- **DO THIS**
Retype the complete listing exactly as it appears.

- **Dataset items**
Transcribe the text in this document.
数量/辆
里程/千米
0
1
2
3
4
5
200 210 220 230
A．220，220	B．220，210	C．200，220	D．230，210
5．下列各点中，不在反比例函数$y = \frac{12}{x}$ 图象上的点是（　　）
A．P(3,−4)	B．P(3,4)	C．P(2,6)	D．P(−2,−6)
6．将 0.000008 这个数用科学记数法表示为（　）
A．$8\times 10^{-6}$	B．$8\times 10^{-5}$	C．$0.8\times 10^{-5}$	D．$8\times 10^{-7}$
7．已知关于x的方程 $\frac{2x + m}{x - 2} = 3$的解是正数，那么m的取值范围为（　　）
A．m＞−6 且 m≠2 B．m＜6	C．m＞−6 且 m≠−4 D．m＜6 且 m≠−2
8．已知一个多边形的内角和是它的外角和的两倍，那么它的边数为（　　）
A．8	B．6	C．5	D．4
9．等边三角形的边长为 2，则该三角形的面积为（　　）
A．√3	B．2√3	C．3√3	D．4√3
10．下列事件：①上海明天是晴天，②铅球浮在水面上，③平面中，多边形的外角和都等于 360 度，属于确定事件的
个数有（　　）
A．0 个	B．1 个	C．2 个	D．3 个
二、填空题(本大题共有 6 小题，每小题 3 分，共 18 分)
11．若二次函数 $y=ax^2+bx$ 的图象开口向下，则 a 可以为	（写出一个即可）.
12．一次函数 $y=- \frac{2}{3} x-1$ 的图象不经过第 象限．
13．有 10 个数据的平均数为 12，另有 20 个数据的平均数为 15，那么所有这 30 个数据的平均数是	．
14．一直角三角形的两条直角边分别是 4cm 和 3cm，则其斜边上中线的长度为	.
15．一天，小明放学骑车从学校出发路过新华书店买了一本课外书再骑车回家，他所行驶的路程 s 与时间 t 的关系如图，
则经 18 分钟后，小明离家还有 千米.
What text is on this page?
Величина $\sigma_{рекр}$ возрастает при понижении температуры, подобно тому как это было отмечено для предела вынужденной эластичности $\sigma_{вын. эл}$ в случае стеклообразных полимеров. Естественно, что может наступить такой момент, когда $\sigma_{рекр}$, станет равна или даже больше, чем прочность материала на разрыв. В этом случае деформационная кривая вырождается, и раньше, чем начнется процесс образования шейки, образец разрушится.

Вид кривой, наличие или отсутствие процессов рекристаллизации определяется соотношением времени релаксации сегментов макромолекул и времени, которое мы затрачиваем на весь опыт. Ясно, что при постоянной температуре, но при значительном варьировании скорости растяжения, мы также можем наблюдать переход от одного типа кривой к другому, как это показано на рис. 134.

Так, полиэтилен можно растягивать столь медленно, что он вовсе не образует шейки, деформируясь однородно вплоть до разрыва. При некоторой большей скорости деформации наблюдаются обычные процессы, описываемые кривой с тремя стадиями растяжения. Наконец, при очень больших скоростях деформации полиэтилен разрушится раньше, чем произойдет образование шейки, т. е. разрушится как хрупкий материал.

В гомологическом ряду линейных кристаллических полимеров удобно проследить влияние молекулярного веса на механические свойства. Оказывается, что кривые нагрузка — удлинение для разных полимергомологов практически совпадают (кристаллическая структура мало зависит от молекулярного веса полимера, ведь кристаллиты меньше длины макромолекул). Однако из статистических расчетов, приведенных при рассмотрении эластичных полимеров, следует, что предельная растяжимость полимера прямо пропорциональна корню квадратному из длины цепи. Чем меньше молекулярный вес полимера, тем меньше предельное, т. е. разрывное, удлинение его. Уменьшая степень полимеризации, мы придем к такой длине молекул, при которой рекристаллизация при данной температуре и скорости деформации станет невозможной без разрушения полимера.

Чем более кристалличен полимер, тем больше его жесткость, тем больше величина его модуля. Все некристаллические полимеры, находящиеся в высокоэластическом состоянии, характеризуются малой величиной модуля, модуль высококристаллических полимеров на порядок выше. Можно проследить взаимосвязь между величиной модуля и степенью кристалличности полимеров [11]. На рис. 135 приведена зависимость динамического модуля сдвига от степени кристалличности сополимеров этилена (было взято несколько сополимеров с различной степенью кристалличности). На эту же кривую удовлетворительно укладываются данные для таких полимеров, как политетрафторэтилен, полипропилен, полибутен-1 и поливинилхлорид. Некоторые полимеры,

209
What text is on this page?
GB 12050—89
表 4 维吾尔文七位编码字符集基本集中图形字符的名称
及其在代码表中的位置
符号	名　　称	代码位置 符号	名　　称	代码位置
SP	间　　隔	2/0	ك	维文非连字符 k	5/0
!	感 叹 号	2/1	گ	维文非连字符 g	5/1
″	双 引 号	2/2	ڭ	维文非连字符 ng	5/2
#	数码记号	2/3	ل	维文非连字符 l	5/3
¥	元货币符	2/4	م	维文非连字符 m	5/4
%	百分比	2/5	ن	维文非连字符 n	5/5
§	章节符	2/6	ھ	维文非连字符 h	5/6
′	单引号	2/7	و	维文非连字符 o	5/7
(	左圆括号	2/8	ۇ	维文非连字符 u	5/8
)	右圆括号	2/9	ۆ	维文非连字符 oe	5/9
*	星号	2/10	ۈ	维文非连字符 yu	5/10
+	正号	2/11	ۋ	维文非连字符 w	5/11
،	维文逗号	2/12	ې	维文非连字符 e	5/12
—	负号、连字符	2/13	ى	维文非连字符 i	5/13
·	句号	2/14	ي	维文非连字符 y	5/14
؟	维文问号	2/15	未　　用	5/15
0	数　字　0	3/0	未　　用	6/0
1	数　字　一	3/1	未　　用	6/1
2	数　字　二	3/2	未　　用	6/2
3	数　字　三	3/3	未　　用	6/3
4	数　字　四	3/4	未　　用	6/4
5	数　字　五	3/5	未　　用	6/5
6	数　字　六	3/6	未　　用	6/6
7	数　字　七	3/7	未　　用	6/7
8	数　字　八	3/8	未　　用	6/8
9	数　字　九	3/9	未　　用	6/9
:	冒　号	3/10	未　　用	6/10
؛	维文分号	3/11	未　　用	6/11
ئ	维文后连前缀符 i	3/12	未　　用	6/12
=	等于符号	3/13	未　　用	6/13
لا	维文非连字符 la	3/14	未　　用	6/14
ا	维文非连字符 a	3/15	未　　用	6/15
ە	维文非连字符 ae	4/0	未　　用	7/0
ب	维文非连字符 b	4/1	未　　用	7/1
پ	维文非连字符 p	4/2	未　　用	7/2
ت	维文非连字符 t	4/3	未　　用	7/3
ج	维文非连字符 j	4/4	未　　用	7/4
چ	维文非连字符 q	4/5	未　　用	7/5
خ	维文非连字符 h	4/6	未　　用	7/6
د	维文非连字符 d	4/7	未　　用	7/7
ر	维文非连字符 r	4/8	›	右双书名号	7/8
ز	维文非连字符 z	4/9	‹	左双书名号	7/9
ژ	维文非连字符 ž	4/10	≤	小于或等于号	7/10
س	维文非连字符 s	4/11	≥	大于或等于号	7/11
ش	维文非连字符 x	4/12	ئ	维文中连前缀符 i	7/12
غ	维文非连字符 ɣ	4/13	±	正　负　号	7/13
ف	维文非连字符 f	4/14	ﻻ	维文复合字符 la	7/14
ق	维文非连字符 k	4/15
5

- **THE REPLY**
Transcribe the text in this document.
数量/辆
里程/千米
0
1
2
3
4
5
200 210 220 230
A．220，220	B．220，210	C．200，220	D．230，210
5．下列各点中，不在反比例函数$y = \frac{12}{x}$ 图象上的点是（　　）
A．P(3,−4)	B．P(3,4)	C．P(2,6)	D．P(−2,−6)
6．将 0.000008 这个数用科学记数法表示为（　）
A．$8\times 10^{-6}$	B．$8\times 10^{-5}$	C．$0.8\times 10^{-5}$	D．$8\times 10^{-7}$
7．已知关于x的方程 $\frac{2x + m}{x - 2} = 3$的解是正数，那么m的取值范围为（　　）
A．m＞−6 且 m≠2 B．m＜6	C．m＞−6 且 m≠−4 D．m＜6 且 m≠−2
8．已知一个多边形的内角和是它的外角和的两倍，那么它的边数为（　　）
A．8	B．6	C．5	D．4
9．等边三角形的边长为 2，则该三角形的面积为（　　）
A．√3	B．2√3	C．3√3	D．4√3
10．下列事件：①上海明天是晴天，②铅球浮在水面上，③平面中，多边形的外角和都等于 360 度，属于确定事件的
个数有（　　）
A．0 个	B．1 个	C．2 个	D．3 个
二、填空题(本大题共有 6 小题，每小题 3 分，共 18 分)
11．若二次函数 $y=ax^2+bx$ 的图象开口向下，则 a 可以为	（写出一个即可）.
12．一次函数 $y=- \frac{2}{3} x-1$ 的图象不经过第 象限．
13．有 10 个数据的平均数为 12，另有 20 个数据的平均数为 15，那么所有这 30 个数据的平均数是	．
14．一直角三角形的两条直角边分别是 4cm 和 3cm，则其斜边上中线的长度为	.
15．一天，小明放学骑车从学校出发路过新华书店买了一本课外书再骑车回家，他所行驶的路程 s 与时间 t 的关系如图，
则经 18 分钟后，小明离家还有 千米.
What text is on this page?
Величина $\sigma_{рекр}$ возрастает при понижении температуры, подобно тому как это было отмечено для предела вынужденной эластичности $\sigma_{вын. эл}$ в случае стеклообразных полимеров. Естественно, что может наступить такой момент, когда $\sigma_{рекр}$, станет равна или даже больше, чем прочность материала на разрыв. В этом случае деформационная кривая вырождается, и раньше, чем начнется процесс образования шейки, образец разрушится.

Вид кривой, наличие или отсутствие процессов рекристаллизации определяется соотношением времени релаксации сегментов макромолекул и времени, которое мы затрачиваем на весь опыт. Ясно, что при постоянной температуре, но при значительном варьировании скорости растяжения, мы также можем наблюдать переход от одного типа кривой к другому, как это показано на рис. 134.

Так, полиэтилен можно растягивать столь медленно, что он вовсе не образует шейки, деформируясь однородно вплоть до разрыва. При некоторой большей скорости деформации наблюдаются обычные процессы, описываемые кривой с тремя стадиями растяжения. Наконец, при очень больших скоростях деформации полиэтилен разрушится раньше, чем произойдет образование шейки, т. е. разрушится как хрупкий материал.

В гомологическом ряду линейных кристаллических полимеров удобно проследить влияние молекулярного веса на механические свойства. Оказывается, что кривые нагрузка — удлинение для разных полимергомологов практически совпадают (кристаллическая структура мало зависит от молекулярного веса полимера, ведь кристаллиты меньше длины макромолекул). Однако из статистических расчетов, приведенных при рассмотрении эластичных полимеров, следует, что предельная растяжимость полимера прямо пропорциональна корню квадратному из длины цепи. Чем меньше молекулярный вес полимера, тем меньше предельное, т. е. разрывное, удлинение его. Уменьшая степень полимеризации, мы придем к такой длине молекул, при которой рекристаллизация при данной температуре и скорости деформации станет невозможной без разрушения полимера.

Чем более кристалличен полимер, тем больше его жесткость, тем больше величина его модуля. Все некристаллические полимеры, находящиеся в высокоэластическом состоянии, характеризуются малой величиной модуля, модуль высококристаллических полимеров на порядок выше. Можно проследить взаимосвязь между величиной модуля и степенью кристалличности полимеров [11]. На рис. 135 приведена зависимость динамического модуля сдвига от степени кристалличности сополимеров этилена (было взято несколько сополимеров с различной степенью кристалличности). На эту же кривую удовлетворительно укладываются данные для таких полимеров, как политетрафторэтилен, полипропилен, полибутен-1 и поливинилхлорид. Некоторые полимеры,

209
What text is on this page?
GB 12050—89
表 4 维吾尔文七位编码字符集基本集中图形字符的名称
及其在代码表中的位置
符号	名　　称	代码位置 符号	名　　称	代码位置
SP	间　　隔	2/0	ك	维文非连字符 k	5/0
!	感 叹 号	2/1	گ	维文非连字符 g	5/1
″	双 引 号	2/2	ڭ	维文非连字符 ng	5/2
#	数码记号	2/3	ل	维文非连字符 l	5/3
¥	元货币符	2/4	م	维文非连字符 m	5/4
%	百分比	2/5	ن	维文非连字符 n	5/5
§	章节符	2/6	ھ	维文非连字符 h	5/6
′	单引号	2/7	و	维文非连字符 o	5/7
(	左圆括号	2/8	ۇ	维文非连字符 u	5/8
)	右圆括号	2/9	ۆ	维文非连字符 oe	5/9
*	星号	2/10	ۈ	维文非连字符 yu	5/10
+	正号	2/11	ۋ	维文非连字符 w	5/11
،	维文逗号	2/12	ې	维文非连字符 e	5/12
—	负号、连字符	2/13	ى	维文非连字符 i	5/13
·	句号	2/14	ي	维文非连字符 y	5/14
؟	维文问号	2/15	未　　用	5/15
0	数　字　0	3/0	未　　用	6/0
1	数　字　一	3/1	未　　用	6/1
2	数　字　二	3/2	未　　用	6/2
3	数　字　三	3/3	未　　用	6/3
4	数　字　四	3/4	未　　用	6/4
5	数　字　五	3/5	未　　用	6/5
6	数　字　六	3/6	未　　用	6/6
7	数　字　七	3/7	未　　用	6/7
8	数　字　八	3/8	未　　用	6/8
9	数　字　九	3/9	未　　用	6/9
:	冒　号	3/10	未　　用	6/10
؛	维文分号	3/11	未　　用	6/11
ئ	维文后连前缀符 i	3/12	未　　用	6/12
=	等于符号	3/13	未　　用	6/13
لا	维文非连字符 la	3/14	未　　用	6/14
ا	维文非连字符 a	3/15	未　　用	6/15
ە	维文非连字符 ae	4/0	未　　用	7/0
ب	维文非连字符 b	4/1	未　　用	7/1
پ	维文非连字符 p	4/2	未　　用	7/2
ت	维文非连字符 t	4/3	未　　用	7/3
ج	维文非连字符 j	4/4	未　　用	7/4
چ	维文非连字符 q	4/5	未　　用	7/5
خ	维文非连字符 h	4/6	未　　用	7/6
د	维文非连字符 d	4/7	未　　用	7/7
ر	维文非连字符 r	4/8	›	右双书名号	7/8
ز	维文非连字符 z	4/9	‹	左双书名号	7/9
ژ	维文非连字符 ž	4/10	≤	小于或等于号	7/10
س	维文非连字符 s	4/11	≥	大于或等于号	7/11
ش	维文非连字符 x	4/12	ئ	维文中连前缀符 i	7/12
غ	维文非连字符 ɣ	4/13	±	正　负　号	7/13
ف	维文非连字符 f	4/14	ﻻ	维文复合字符 la	7/14
ق	维文非连字符 k	4/15
5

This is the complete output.